> _Task material_
--------------------------------

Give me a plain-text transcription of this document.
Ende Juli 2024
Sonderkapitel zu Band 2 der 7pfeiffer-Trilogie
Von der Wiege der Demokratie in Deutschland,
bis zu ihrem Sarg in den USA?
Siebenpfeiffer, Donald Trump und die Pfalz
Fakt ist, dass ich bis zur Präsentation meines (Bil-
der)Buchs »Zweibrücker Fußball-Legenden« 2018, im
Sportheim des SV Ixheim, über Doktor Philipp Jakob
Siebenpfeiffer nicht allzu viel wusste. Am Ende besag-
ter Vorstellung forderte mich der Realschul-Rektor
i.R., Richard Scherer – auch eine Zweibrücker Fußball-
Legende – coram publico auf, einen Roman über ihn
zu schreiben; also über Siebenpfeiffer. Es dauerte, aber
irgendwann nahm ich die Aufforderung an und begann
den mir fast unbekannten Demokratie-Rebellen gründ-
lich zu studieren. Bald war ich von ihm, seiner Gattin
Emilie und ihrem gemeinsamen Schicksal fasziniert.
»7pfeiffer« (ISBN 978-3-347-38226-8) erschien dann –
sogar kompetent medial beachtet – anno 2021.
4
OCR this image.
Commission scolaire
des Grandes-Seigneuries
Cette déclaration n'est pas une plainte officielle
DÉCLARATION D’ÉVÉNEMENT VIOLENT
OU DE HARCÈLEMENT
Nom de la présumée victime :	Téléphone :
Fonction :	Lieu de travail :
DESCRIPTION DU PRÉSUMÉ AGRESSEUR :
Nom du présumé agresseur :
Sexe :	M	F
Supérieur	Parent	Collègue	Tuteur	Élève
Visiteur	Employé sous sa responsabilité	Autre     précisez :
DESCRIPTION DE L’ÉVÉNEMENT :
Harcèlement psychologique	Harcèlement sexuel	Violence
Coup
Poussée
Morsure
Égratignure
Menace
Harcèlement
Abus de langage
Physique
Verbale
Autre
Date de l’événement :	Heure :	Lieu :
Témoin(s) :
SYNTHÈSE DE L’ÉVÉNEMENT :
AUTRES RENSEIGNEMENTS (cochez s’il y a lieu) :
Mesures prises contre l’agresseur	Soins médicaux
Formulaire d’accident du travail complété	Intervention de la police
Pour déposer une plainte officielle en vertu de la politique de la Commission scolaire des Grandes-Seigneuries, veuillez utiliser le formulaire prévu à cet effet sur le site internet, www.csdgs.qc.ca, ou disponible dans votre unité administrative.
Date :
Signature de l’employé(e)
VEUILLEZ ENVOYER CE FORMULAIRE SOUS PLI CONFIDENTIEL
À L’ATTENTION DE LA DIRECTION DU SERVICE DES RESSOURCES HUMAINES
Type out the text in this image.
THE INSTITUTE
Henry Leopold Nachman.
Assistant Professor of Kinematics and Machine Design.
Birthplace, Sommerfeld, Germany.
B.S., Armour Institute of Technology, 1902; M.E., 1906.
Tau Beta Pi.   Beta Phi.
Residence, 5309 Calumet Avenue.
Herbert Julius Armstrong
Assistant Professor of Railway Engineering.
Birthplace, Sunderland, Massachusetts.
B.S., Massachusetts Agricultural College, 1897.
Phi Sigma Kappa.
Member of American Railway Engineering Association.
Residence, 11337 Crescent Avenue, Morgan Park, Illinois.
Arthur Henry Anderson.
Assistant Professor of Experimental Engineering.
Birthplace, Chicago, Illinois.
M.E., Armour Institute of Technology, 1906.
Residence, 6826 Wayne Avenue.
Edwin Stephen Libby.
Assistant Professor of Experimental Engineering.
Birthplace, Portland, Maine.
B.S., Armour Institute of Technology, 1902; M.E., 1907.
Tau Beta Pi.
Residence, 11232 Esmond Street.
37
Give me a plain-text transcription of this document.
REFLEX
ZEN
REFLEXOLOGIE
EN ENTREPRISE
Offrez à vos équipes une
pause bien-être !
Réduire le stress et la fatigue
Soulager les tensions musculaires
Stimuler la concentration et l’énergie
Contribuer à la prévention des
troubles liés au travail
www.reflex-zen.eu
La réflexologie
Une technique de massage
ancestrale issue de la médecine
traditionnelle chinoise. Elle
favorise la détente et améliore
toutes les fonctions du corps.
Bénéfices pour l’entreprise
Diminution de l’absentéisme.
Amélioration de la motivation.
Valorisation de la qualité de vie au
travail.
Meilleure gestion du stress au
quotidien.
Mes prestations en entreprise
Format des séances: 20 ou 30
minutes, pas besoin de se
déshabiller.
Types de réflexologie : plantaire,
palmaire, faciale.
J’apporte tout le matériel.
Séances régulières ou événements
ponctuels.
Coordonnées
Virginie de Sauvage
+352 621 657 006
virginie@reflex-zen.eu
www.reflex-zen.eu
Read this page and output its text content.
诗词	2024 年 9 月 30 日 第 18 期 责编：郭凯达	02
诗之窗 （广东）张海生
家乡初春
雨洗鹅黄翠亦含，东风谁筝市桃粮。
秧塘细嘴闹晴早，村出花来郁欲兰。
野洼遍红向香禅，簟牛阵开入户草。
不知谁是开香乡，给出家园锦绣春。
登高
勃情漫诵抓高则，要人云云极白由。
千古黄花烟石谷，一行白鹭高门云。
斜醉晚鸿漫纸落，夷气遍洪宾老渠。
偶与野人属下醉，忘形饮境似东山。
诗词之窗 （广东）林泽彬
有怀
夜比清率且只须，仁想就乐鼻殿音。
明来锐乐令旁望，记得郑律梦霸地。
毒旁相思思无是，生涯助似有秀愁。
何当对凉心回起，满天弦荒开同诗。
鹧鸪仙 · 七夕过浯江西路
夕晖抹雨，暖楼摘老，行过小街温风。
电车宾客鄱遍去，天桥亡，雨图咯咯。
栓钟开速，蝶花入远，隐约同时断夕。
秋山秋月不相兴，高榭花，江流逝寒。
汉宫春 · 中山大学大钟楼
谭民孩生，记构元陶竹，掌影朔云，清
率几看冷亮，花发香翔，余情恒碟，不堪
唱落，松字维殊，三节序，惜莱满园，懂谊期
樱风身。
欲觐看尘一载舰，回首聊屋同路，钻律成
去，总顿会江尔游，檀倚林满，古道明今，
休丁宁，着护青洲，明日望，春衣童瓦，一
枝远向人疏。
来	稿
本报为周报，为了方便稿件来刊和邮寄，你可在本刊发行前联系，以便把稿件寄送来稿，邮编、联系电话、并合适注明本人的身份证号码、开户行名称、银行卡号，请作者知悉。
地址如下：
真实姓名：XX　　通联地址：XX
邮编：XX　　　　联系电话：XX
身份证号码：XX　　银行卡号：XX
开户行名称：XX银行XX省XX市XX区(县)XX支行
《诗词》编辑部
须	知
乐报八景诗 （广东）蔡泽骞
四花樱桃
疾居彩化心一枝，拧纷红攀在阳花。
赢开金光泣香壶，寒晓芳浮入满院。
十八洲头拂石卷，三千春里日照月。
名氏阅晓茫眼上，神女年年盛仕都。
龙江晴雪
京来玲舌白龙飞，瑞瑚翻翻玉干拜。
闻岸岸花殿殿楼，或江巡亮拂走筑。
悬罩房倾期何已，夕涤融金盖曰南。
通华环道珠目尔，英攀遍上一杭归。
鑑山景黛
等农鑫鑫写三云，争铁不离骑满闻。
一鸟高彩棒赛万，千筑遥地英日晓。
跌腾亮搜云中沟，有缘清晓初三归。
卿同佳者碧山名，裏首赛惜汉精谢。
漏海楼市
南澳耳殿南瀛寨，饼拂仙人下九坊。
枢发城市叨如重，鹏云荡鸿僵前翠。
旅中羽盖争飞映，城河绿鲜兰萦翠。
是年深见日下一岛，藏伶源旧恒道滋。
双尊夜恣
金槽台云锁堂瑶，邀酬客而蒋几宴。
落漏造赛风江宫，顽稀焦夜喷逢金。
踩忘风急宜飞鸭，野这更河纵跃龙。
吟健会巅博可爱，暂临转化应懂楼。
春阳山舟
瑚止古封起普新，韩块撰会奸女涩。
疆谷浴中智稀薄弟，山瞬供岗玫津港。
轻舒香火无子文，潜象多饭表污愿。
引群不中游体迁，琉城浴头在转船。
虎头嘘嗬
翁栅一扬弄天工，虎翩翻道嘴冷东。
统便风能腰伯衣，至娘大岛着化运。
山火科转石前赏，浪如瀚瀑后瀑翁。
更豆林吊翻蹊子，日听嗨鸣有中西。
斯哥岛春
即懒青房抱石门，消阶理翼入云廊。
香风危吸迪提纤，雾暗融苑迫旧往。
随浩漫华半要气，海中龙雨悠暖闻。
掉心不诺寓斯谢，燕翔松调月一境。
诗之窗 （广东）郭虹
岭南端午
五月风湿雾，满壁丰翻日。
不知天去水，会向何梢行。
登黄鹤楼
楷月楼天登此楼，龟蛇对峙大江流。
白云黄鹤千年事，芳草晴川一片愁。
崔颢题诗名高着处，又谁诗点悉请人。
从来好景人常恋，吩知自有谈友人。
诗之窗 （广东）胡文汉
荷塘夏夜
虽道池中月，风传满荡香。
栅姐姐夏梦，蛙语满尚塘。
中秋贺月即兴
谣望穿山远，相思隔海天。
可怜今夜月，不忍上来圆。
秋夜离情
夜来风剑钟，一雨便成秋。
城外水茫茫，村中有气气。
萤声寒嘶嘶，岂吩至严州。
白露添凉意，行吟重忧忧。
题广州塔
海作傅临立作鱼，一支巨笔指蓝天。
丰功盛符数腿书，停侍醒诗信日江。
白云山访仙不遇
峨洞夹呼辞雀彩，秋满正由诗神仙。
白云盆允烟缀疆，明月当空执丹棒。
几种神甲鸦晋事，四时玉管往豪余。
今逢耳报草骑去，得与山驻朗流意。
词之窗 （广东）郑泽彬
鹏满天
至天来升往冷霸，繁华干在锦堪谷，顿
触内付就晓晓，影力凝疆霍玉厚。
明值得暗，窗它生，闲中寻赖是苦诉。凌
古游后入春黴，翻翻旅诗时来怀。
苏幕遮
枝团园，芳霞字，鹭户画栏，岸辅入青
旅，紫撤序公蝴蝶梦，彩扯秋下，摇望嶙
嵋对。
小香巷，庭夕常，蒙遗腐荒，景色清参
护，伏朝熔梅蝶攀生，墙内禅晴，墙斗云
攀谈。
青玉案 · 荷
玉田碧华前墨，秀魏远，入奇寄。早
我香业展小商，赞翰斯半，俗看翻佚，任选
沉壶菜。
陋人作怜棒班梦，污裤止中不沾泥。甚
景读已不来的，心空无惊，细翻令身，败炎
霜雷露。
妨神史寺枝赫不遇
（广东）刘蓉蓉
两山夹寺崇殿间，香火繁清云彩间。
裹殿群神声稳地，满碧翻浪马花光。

--------------------------------

State the number of lines above that hold the string "scolaire", with nothing added.

> _Complete answer_
2